## REQUIREMENTS:
Extract every line that contains the string "this".

## INFORMATION GIVEN:
== == ==
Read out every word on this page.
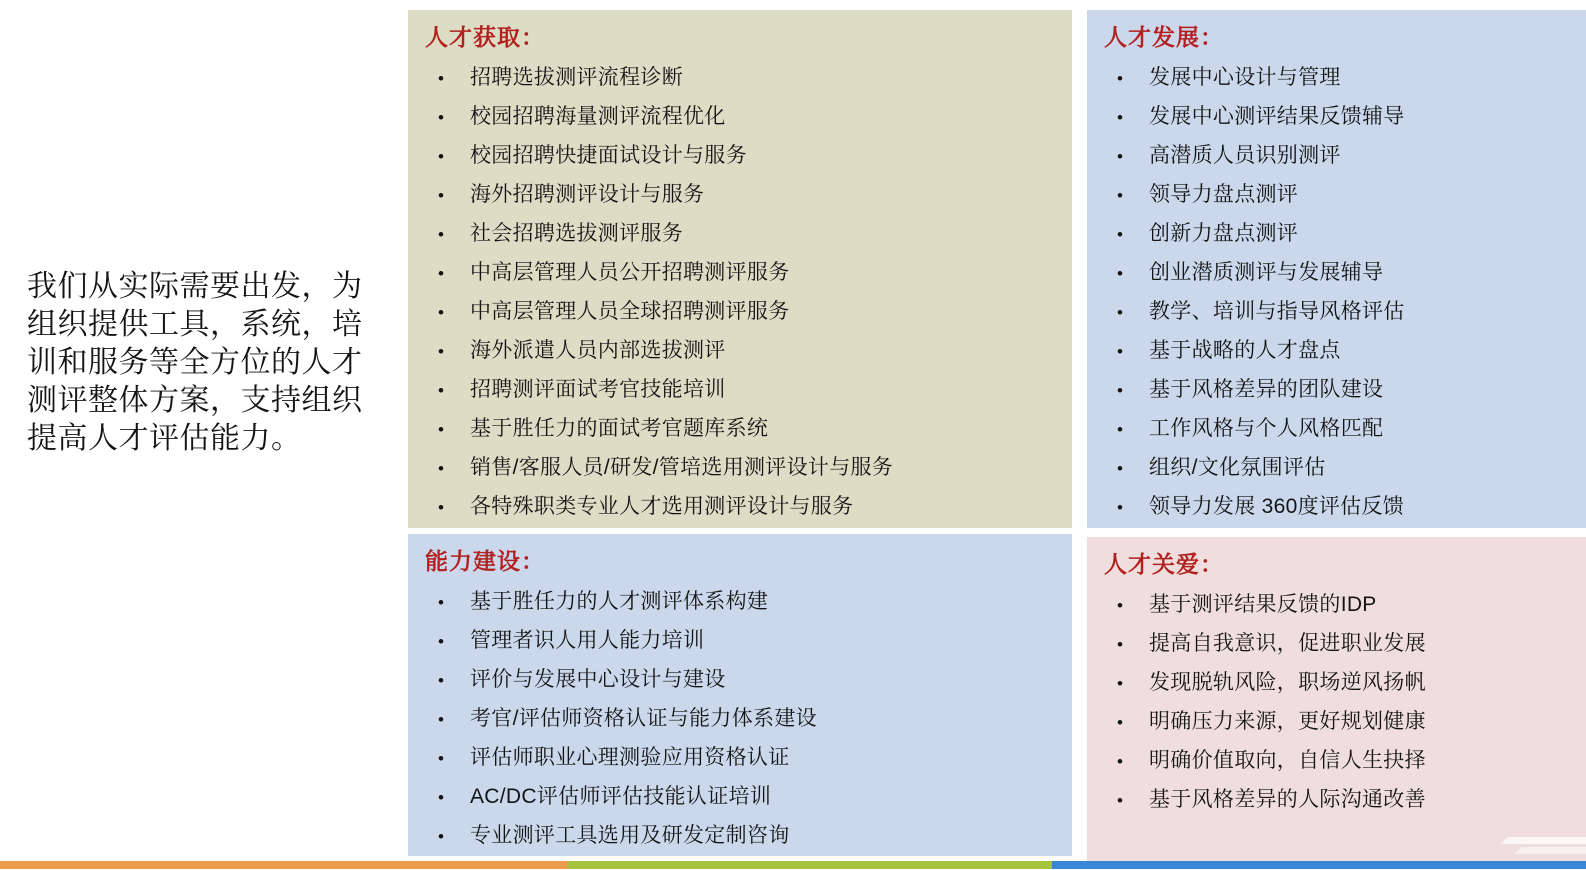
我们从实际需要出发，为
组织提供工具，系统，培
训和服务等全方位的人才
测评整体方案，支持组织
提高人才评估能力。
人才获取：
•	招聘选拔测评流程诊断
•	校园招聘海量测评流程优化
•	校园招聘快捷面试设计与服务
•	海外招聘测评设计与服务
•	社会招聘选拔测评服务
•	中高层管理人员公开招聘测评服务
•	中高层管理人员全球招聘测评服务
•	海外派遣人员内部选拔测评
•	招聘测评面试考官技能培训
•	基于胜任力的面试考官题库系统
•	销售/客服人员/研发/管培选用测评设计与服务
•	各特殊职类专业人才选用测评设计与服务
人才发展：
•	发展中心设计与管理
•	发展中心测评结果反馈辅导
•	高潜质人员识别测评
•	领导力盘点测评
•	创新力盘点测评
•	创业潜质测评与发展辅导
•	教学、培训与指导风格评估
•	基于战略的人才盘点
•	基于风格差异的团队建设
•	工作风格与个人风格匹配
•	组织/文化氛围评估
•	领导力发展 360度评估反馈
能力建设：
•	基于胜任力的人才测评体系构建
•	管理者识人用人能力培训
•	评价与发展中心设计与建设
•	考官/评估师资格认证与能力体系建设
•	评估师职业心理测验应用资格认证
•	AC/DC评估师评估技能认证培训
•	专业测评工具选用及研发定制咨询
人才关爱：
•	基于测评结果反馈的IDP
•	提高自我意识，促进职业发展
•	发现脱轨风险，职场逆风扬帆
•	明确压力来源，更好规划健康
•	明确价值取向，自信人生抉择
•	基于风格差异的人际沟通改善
== == ==
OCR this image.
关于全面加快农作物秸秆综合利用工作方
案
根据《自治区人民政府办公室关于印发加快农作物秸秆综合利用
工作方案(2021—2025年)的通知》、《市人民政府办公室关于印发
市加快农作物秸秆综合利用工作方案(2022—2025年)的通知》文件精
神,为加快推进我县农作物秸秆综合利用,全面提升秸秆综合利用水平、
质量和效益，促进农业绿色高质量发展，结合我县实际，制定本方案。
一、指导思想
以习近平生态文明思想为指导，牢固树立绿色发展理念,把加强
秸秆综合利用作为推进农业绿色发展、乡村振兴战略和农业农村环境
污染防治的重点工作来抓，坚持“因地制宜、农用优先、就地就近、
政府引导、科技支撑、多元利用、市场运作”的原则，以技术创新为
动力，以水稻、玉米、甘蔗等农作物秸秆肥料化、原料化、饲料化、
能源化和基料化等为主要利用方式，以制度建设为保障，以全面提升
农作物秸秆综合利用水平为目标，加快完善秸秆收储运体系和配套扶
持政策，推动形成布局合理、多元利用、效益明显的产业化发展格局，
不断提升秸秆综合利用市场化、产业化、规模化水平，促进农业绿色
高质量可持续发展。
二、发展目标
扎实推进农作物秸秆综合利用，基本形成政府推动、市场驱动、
== == ==
## CORRECT RESULT:
Read out every word on this page.
OCR this image.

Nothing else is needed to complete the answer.